Text segment:
It's been a long, long time since I've written a blog post. I don't think anyone even checks here anymore. That's okay. Tonight, I'm writing for me.
Back in October Patrick and I began a new adventure with a group of friends to plant a church in Plant City. It is an adventure that I Never thought I would be on again. We tried to plant a church once, alone, in the Chicago area, with very little resources. It didn't go so well, because of, well Life! Anyway, this adventure has been a complete 180 from that experience. I love where God is taking this beautiful group of people. Things are so different, but so good. Back in October, I was working in the nursery during a Hangout to introduce new comers to City Pointe. During that meeting the people where encouraged to change their Facebook profile to reflect that they were church planters. When Patrick told me, I don't know why, but I just couldn't do it. Patrick changed his, but I never could change it. I had a sense of fear about it that I just couldn't understand or sort through. I couldn't change my profile.
Tonight, I changed my profile to reflect my new position at City Pointe. I've been asked to be the preschool ministry leader. As I was changing my profile I noticed that Facebook gives a timeline of your major life events. It's been thirteen years since I was officially in ministry. You see, that last position, thirteen years ago, that was a paid preschool minister position. I was fired from that job with no real explanation as to why. I was reassured that I was great with the children. I was told that I would never be a minister. I was asked to lie to the congregation and tell them that I had another position somewhere else. I refused to do that. I was not given the opportunity to tell the 75 children or their families goodbye. I left that church with my heart in shambles. My hopes and dreams where shattered. I was confused and hurt. Thirteen years ago. Of course I have been ministering in several ways since then, but not in a position like that one. My confidence in God's ability to use me, to work through me, to even Want me to minister has been wavering at best and most of the time non existent. Church after church Patrick and I have ministered in and church after church I have been rejected over and over in children's ministry. Yet, I can look back at every place we've been and count friendships, children (some now very grown up), and lives that were changed because I served God. I definitely don't know what I'm doing. God is using me anyway and He always has been.

Given data:
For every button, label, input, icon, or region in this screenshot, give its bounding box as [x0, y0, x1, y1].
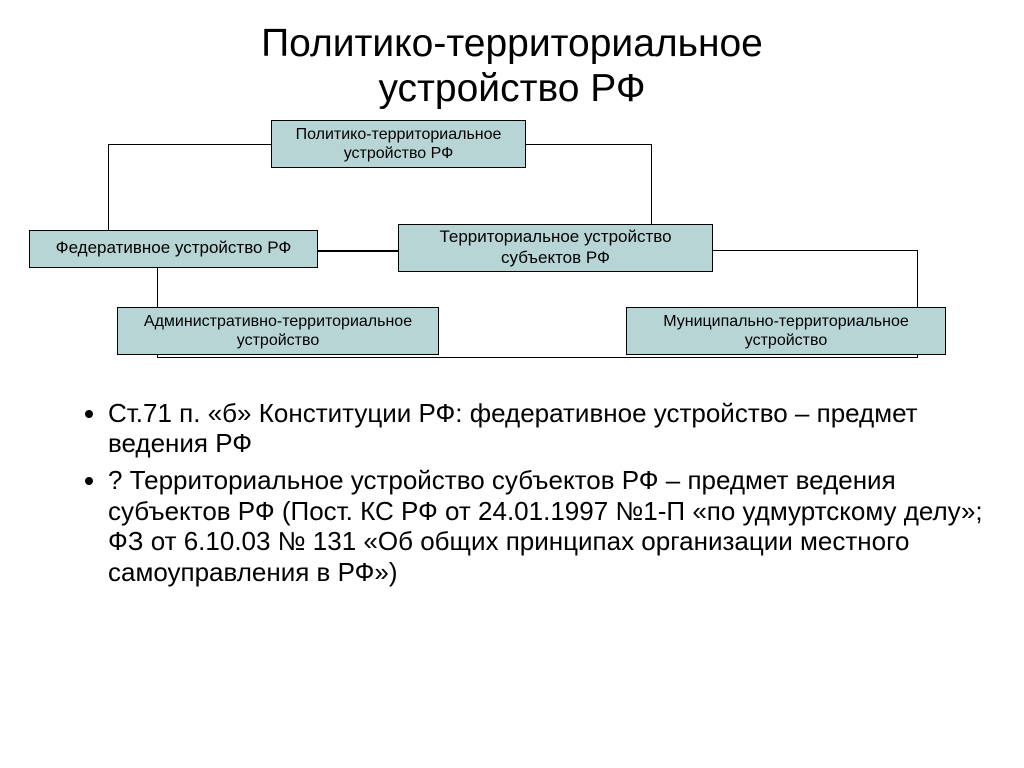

List of tasks:
1. Summarize the blog post about the City Pointe church plant in two sentences.
2. Pick up the blog post about the City Pointe church plant right after its final sentence and continue it.

Responses in order:
1. Back in October, the writer could not bring themselves to change a Facebook profile to show a role in planting City Pointe in Plant City, but tonight updated it to reflect a new position as preschool ministry leader. Seeing Facebook's timeline recalled being fired thirteen years earlier from a paid preschool minister position and the wavering confidence and repeated rejection that followed, yet the writer concludes that God is using them anyway and always has been.

2.
There's still this voice in my head. The voice says I'm not worthy, that I'm unusable, that I'm a failure, that I'm never going to be a minister. This has been a heavy burden on my heart the last two weeks. And I come to this: the voice is correct. Satan uses a bit of truth in his attack. I am not worthy. I am not usable. I am a failure. I'm not going to be a minister. And then there comes my favorite words in all of scripture. But God . . . In Ephesians 2 we see that we are dead because of our sins. There is nothing we can do, we are dead. Then, everything turns on verse 4. But God . . . I was dead, but God loved me and the blood of His Son restores my life. I am not worthy, but God. I am not usable, but God. I am a failure, but God. I'm not going to be a minister, but God. My heart is heavy for the task ahead. My desire to see God glorified in this ministry, in this church, is burning like a fire. I know that I cannot do anything, but God will. I cannot wait to see where He leads. I am awed and excited and honestly fearful of what He is planning. I pray I am up to what He asks.
The last thirteen years have brought a lot of pain, sorrow, and depression. Some of that has hinged around my deep, deep desire to fulfill my calling of ministry. Some of that has been a result of that voice and my strange propensity for listening to it define me. Satan likes to do that, to define me in a way that will paralyze me. It's hard to remember he does that because he's scared of me. Tonight I read a quote: "Pay the enemy back for all that he's thrown at you by BECOMING the person he always feared you would be." Tonight, as I changed my Facebook profile, simple words, that honestly don't mean much except that I have a passion for teaching little people and their families about Jesus, I realized that thirteen years is long enough. It's time to allow God to change me into what Satan is afraid of me becoming. I will replace the voice with The Voice of Truth.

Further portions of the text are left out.